→ GOAL: Search the listing below for the string "这名工作人员介绍" and show each line that contains it.

→ DATASET EXTRACT:
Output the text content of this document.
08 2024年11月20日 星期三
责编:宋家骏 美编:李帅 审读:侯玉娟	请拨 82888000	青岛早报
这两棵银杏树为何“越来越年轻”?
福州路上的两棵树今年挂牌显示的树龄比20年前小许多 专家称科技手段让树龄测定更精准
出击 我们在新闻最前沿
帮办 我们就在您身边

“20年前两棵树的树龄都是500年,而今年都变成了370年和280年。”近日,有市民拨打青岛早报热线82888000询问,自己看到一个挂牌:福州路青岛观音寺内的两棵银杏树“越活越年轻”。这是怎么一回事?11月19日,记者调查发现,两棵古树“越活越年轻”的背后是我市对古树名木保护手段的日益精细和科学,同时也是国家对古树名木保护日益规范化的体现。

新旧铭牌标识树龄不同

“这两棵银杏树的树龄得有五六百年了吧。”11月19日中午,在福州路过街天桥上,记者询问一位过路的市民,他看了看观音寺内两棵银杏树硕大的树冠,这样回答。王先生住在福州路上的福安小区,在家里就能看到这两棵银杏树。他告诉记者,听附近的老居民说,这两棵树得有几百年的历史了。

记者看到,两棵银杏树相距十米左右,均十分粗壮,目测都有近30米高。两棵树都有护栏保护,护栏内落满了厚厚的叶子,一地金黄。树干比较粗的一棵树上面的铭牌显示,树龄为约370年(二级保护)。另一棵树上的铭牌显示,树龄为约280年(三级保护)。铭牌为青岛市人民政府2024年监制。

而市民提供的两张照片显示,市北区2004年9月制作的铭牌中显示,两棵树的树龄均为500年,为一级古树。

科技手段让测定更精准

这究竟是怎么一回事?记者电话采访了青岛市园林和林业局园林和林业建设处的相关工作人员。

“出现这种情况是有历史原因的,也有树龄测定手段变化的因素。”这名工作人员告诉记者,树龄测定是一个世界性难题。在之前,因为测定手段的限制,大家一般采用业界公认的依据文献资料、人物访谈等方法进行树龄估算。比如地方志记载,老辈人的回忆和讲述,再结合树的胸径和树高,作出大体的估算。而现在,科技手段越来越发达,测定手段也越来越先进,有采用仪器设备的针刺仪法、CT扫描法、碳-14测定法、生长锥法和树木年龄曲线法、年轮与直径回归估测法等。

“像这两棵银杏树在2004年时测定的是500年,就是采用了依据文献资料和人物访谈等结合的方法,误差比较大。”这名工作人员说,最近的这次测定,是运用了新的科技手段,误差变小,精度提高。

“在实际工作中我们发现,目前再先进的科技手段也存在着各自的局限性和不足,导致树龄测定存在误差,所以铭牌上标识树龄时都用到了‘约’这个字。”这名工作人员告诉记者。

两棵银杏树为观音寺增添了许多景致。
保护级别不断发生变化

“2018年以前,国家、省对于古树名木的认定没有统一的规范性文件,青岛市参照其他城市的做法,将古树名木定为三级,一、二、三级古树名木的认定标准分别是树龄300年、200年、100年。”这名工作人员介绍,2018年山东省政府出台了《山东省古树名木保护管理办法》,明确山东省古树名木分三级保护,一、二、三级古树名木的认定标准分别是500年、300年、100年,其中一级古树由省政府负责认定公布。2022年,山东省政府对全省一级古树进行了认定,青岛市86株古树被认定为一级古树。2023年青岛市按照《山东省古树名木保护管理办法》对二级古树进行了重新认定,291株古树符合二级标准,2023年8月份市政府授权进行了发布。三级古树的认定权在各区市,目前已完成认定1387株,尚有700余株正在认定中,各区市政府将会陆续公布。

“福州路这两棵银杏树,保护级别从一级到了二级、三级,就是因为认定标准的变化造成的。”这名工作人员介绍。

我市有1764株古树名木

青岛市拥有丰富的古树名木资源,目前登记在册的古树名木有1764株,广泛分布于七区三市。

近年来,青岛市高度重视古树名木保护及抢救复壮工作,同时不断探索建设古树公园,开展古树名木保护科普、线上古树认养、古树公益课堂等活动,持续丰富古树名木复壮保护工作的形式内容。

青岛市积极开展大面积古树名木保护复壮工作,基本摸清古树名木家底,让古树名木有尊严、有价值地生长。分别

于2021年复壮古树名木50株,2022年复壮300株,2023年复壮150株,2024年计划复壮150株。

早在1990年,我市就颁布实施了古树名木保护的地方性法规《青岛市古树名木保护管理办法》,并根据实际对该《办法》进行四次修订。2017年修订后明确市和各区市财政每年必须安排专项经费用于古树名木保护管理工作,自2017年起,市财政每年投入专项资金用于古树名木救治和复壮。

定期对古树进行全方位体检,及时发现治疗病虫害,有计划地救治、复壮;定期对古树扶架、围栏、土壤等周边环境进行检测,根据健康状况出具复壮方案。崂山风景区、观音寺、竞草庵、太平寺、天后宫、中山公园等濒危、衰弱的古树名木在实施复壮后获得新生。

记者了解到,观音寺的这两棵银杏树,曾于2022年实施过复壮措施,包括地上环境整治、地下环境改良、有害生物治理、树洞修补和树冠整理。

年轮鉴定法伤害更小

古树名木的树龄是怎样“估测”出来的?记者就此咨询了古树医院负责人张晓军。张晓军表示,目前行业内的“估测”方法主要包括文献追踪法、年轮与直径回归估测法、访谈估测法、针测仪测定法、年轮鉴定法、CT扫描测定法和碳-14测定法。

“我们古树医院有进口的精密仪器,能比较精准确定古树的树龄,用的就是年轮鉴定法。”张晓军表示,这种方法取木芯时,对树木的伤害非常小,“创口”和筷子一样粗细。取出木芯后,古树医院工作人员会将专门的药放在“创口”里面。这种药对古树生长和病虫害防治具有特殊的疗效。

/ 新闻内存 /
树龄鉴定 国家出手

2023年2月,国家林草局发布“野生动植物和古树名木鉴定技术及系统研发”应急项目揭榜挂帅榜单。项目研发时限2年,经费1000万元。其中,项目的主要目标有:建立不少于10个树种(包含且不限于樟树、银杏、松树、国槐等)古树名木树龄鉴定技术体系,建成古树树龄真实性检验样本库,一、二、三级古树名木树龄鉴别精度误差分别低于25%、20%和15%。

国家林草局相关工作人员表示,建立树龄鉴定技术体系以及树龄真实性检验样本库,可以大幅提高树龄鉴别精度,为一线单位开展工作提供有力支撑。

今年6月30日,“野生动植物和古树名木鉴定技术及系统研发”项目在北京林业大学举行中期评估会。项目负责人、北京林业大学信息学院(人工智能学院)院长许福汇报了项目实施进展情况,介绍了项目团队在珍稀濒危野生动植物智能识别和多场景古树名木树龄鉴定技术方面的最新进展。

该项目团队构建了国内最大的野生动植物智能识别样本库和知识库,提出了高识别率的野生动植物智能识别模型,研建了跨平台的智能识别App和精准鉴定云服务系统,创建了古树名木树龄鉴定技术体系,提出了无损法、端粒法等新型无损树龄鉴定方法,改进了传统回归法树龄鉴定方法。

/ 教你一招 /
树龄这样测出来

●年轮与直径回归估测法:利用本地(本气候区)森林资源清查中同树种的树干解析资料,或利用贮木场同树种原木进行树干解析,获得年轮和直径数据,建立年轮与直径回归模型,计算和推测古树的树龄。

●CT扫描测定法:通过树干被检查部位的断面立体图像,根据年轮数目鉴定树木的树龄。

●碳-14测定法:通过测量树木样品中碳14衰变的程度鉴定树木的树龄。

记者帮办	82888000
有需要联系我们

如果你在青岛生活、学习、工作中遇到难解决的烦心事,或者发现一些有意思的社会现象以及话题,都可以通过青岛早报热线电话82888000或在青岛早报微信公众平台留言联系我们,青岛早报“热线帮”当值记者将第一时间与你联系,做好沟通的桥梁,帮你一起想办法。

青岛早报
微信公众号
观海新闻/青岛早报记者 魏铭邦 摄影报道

→ ANSWER FOR THIS EXERCISE:
“2018年以前,国家、省对于古树名木的认定没有统一的规范性文件,青岛市参照其他城市的做法,将古树名木定为三级,一、二、三级古树名木的认定标准分别是树龄300年、200年、100年。”这名工作人员介绍,2018年山东省政府出台了《山东省古树名木保护管理办法》,明确山东省古树名木分三级保护,一、二、三级古树名木的认定标准分别是500年、300年、100年,其中一级古树由省政府负责认定公布。2022年,山东省政府对全省一级古树进行了认定,青岛市86株古树被认定为一级古树。2023年青岛市按照《山东省古树名木保护管理办法》对二级古树进行了重新认定,291株古树符合二级标准,2023年8月份市政府授权进行了发布。三级古树的认定权在各区市,目前已完成认定1387株,尚有700余株正在认定中,各区市政府将会陆续公布。
“福州路这两棵银杏树,保护级别从一级到了二级、三级,就是因为认定标准的变化造成的。”这名工作人员介绍。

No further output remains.